### GIVEN TASK
Reproduce every line of the material below verbatim, keeping the original order, punctuation, and bracketed coordinates unchanged.

— start —

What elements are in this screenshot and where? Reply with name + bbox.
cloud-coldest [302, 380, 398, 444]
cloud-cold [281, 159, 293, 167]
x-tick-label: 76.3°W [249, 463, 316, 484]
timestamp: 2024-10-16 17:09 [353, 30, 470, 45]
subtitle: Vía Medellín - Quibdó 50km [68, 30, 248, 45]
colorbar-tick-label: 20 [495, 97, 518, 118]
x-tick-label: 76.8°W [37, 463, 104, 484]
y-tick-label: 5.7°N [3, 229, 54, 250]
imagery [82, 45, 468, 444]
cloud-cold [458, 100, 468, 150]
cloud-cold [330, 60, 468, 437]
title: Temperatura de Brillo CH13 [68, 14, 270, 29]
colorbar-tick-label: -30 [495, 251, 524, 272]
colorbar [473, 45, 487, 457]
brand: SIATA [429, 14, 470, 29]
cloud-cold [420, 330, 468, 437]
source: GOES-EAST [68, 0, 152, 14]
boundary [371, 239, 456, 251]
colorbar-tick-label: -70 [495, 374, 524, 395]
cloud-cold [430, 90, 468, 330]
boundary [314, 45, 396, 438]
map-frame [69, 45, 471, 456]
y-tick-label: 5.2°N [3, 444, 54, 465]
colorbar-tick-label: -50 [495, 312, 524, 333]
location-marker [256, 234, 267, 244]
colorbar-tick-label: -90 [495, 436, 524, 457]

— end —

### EXERCISE ANSWER
What elements are in this screenshot and where? Reply with name + bbox.
cloud-coldest [302, 380, 398, 444]
cloud-cold [281, 159, 293, 167]
x-tick-label: 76.3°W [249, 463, 316, 484]
timestamp: 2024-10-16 17:09 [353, 30, 470, 45]
subtitle: Vía Medellín - Quibdó 50km [68, 30, 248, 45]
colorbar-tick-label: 20 [495, 97, 518, 118]
x-tick-label: 76.8°W [37, 463, 104, 484]
y-tick-label: 5.7°N [3, 229, 54, 250]
imagery [82, 45, 468, 444]
cloud-cold [458, 100, 468, 150]
cloud-cold [330, 60, 468, 437]
title: Temperatura de Brillo CH13 [68, 14, 270, 29]
colorbar-tick-label: -30 [495, 251, 524, 272]
colorbar [473, 45, 487, 457]
brand: SIATA [429, 14, 470, 29]
cloud-cold [420, 330, 468, 437]
source: GOES-EAST [68, 0, 152, 14]
boundary [371, 239, 456, 251]
colorbar-tick-label: -70 [495, 374, 524, 395]
cloud-cold [430, 90, 468, 330]
boundary [314, 45, 396, 438]
map-frame [69, 45, 471, 456]
y-tick-label: 5.2°N [3, 444, 54, 465]
colorbar-tick-label: -50 [495, 312, 524, 333]
location-marker [256, 234, 267, 244]
colorbar-tick-label: -90 [495, 436, 524, 457]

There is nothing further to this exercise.